» Exercise details:
Output exactly, please, the lines of the records below from the one containing "Extract all readable text from this page." through the final line.

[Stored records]
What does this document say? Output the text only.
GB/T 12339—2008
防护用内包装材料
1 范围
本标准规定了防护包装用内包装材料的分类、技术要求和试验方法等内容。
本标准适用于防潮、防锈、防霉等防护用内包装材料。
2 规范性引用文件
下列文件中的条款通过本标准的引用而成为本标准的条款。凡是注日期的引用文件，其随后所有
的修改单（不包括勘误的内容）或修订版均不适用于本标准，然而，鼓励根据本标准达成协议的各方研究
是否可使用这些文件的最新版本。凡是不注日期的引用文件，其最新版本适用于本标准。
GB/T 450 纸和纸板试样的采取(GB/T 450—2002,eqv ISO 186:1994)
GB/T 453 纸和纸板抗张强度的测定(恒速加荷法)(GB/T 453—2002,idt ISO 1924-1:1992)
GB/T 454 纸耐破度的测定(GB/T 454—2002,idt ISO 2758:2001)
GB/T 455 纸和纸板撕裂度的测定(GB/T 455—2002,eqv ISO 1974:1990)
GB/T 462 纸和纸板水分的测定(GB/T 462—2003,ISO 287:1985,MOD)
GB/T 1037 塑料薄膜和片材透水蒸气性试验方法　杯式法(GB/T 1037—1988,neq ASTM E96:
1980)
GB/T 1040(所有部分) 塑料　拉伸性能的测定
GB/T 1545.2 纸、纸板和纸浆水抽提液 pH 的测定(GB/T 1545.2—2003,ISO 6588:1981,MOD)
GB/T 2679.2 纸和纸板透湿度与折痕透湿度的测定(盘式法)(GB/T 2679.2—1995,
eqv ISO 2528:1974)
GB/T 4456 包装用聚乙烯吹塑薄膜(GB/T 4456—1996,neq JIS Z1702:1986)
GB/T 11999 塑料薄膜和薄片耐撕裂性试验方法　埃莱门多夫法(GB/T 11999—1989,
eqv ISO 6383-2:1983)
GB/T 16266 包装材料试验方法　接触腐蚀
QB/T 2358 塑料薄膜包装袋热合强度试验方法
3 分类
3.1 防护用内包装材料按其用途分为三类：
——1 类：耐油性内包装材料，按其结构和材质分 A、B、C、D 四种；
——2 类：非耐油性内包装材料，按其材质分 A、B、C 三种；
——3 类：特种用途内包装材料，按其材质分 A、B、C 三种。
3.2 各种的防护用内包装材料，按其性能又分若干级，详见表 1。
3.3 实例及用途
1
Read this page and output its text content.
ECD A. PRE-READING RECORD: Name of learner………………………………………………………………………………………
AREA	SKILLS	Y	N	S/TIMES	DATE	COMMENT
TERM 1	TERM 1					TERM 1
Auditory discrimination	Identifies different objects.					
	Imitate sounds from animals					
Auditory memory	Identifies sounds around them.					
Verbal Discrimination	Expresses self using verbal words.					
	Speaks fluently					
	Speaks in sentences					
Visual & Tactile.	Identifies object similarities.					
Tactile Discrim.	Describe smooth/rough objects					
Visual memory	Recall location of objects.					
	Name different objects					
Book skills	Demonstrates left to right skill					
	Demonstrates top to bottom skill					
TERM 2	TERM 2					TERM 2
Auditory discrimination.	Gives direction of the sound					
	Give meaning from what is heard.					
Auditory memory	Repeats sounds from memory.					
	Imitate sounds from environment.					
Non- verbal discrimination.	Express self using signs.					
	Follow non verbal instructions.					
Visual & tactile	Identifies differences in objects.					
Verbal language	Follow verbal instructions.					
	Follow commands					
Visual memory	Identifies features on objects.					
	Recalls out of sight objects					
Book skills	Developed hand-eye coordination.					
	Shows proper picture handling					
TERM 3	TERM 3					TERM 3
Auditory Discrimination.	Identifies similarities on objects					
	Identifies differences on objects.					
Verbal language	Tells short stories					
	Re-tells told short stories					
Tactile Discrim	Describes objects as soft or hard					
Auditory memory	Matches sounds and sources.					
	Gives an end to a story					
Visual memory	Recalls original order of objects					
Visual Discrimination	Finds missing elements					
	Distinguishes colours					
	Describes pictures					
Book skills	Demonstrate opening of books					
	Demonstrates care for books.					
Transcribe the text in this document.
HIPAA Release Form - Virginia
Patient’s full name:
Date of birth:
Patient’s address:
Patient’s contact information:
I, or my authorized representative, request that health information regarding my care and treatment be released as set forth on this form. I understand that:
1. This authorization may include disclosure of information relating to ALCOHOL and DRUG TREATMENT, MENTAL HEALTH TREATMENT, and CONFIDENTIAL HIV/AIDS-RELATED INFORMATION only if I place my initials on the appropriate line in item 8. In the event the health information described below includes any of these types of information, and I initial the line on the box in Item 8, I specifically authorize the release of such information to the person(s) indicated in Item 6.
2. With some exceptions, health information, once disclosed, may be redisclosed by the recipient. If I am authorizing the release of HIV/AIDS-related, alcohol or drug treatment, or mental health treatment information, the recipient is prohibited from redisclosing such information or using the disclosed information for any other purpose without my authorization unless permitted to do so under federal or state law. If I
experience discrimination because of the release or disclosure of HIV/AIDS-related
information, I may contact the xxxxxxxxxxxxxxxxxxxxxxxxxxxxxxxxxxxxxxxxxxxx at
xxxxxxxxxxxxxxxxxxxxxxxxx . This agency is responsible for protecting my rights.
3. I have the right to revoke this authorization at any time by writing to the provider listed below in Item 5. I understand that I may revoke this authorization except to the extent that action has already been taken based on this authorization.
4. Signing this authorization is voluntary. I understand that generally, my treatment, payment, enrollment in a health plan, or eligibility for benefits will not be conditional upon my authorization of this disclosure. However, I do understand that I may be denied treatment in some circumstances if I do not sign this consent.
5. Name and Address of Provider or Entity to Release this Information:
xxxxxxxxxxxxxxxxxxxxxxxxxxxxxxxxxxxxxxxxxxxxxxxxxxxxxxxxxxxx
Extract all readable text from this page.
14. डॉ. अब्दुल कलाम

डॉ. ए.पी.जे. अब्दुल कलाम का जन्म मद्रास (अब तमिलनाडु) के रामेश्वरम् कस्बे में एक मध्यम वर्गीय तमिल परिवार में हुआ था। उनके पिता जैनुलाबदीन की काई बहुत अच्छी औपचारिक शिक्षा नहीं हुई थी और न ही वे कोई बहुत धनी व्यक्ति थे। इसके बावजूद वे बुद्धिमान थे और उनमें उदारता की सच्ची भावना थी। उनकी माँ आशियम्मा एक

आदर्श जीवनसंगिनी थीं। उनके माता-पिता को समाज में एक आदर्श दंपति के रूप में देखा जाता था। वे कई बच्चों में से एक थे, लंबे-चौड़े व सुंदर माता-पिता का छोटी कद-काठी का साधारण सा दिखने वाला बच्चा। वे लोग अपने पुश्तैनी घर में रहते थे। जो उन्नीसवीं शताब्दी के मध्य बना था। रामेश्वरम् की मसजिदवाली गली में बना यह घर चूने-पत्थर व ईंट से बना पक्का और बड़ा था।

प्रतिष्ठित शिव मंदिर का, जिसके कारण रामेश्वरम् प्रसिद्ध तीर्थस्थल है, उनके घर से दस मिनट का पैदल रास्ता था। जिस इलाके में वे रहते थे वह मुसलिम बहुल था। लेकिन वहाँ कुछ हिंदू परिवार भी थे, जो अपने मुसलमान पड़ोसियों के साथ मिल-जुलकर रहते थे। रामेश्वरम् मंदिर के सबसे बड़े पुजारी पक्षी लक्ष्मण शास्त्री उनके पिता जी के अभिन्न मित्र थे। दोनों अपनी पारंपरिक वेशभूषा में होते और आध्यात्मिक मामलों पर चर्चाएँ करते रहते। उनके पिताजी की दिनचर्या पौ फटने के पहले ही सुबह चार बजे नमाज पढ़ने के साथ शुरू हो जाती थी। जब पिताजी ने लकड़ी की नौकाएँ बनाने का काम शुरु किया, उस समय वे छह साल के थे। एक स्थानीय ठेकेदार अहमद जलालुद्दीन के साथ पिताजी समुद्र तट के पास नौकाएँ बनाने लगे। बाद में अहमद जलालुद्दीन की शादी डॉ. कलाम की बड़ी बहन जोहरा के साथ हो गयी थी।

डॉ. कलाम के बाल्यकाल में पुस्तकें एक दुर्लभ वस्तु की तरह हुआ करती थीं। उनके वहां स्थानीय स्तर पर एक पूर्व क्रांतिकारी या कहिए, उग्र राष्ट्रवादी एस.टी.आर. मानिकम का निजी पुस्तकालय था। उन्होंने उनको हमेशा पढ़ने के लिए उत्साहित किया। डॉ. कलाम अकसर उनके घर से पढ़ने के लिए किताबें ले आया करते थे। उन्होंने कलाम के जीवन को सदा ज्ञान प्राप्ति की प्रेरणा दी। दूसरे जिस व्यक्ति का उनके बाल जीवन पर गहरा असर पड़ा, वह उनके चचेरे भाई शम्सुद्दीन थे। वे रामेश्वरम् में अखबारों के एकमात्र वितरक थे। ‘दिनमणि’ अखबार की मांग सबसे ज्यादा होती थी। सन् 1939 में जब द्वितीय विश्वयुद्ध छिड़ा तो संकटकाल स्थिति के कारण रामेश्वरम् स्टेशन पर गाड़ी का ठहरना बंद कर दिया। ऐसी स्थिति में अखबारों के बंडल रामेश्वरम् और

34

» Answer to the problem:
Extract all readable text from this page.
14. डॉ. अब्दुल कलाम

डॉ. ए.पी.जे. अब्दुल कलाम का जन्म मद्रास (अब तमिलनाडु) के रामेश्वरम् कस्बे में एक मध्यम वर्गीय तमिल परिवार में हुआ था। उनके पिता जैनुलाबदीन की काई बहुत अच्छी औपचारिक शिक्षा नहीं हुई थी और न ही वे कोई बहुत धनी व्यक्ति थे। इसके बावजूद वे बुद्धिमान थे और उनमें उदारता की सच्ची भावना थी। उनकी माँ आशियम्मा एक

आदर्श जीवनसंगिनी थीं। उनके माता-पिता को समाज में एक आदर्श दंपति के रूप में देखा जाता था। वे कई बच्चों में से एक थे, लंबे-चौड़े व सुंदर माता-पिता का छोटी कद-काठी का साधारण सा दिखने वाला बच्चा। वे लोग अपने पुश्तैनी घर में रहते थे। जो उन्नीसवीं शताब्दी के मध्य बना था। रामेश्वरम् की मसजिदवाली गली में बना यह घर चूने-पत्थर व ईंट से बना पक्का और बड़ा था।

प्रतिष्ठित शिव मंदिर का, जिसके कारण रामेश्वरम् प्रसिद्ध तीर्थस्थल है, उनके घर से दस मिनट का पैदल रास्ता था। जिस इलाके में वे रहते थे वह मुसलिम बहुल था। लेकिन वहाँ कुछ हिंदू परिवार भी थे, जो अपने मुसलमान पड़ोसियों के साथ मिल-जुलकर रहते थे। रामेश्वरम् मंदिर के सबसे बड़े पुजारी पक्षी लक्ष्मण शास्त्री उनके पिता जी के अभिन्न मित्र थे। दोनों अपनी पारंपरिक वेशभूषा में होते और आध्यात्मिक मामलों पर चर्चाएँ करते रहते। उनके पिताजी की दिनचर्या पौ फटने के पहले ही सुबह चार बजे नमाज पढ़ने के साथ शुरू हो जाती थी। जब पिताजी ने लकड़ी की नौकाएँ बनाने का काम शुरु किया, उस समय वे छह साल के थे। एक स्थानीय ठेकेदार अहमद जलालुद्दीन के साथ पिताजी समुद्र तट के पास नौकाएँ बनाने लगे। बाद में अहमद जलालुद्दीन की शादी डॉ. कलाम की बड़ी बहन जोहरा के साथ हो गयी थी।

डॉ. कलाम के बाल्यकाल में पुस्तकें एक दुर्लभ वस्तु की तरह हुआ करती थीं। उनके वहां स्थानीय स्तर पर एक पूर्व क्रांतिकारी या कहिए, उग्र राष्ट्रवादी एस.टी.आर. मानिकम का निजी पुस्तकालय था। उन्होंने उनको हमेशा पढ़ने के लिए उत्साहित किया। डॉ. कलाम अकसर उनके घर से पढ़ने के लिए किताबें ले आया करते थे। उन्होंने कलाम के जीवन को सदा ज्ञान प्राप्ति की प्रेरणा दी। दूसरे जिस व्यक्ति का उनके बाल जीवन पर गहरा असर पड़ा, वह उनके चचेरे भाई शम्सुद्दीन थे। वे रामेश्वरम् में अखबारों के एकमात्र वितरक थे। ‘दिनमणि’ अखबार की मांग सबसे ज्यादा होती थी। सन् 1939 में जब द्वितीय विश्वयुद्ध छिड़ा तो संकटकाल स्थिति के कारण रामेश्वरम् स्टेशन पर गाड़ी का ठहरना बंद कर दिया। ऐसी स्थिति में अखबारों के बंडल रामेश्वरम् और

34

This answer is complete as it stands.